→ **DATA SUPPLIED**
_ _ _

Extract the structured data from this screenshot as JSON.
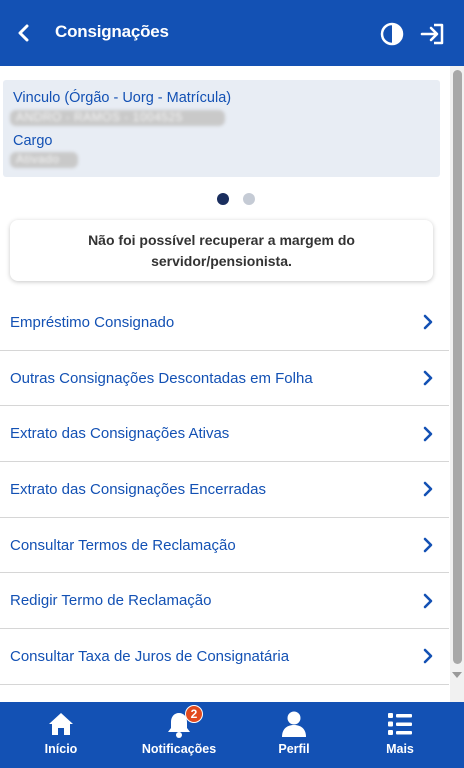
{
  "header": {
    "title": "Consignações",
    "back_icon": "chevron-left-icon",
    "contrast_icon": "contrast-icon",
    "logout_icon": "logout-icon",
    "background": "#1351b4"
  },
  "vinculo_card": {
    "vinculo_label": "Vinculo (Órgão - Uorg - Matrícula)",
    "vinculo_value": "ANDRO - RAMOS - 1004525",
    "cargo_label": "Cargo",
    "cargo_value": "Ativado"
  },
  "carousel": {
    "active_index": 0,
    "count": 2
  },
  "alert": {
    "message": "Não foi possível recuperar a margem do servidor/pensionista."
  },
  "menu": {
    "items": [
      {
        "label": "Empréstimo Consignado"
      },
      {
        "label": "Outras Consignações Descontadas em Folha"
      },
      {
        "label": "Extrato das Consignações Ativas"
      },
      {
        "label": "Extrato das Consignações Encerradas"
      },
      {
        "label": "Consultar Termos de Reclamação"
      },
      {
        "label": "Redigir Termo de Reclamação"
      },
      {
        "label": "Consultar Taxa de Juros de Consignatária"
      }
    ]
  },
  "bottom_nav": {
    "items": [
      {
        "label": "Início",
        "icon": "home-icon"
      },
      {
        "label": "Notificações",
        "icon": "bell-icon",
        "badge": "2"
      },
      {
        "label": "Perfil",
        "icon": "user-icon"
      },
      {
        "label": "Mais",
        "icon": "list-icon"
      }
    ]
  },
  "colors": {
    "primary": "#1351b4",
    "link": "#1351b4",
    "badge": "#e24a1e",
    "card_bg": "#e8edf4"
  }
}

_ _ _

→ **GIVEN INSTRUCTION**
From the data, pick out every line that includes "Consignações".

→ **RESULT FOR THIS EXERCISE**
    "title": "Consignações",
        "label": "Outras Consignações Descontadas em Folha"
        "label": "Extrato das Consignações Ativas"
        "label": "Extrato das Consignações Encerradas"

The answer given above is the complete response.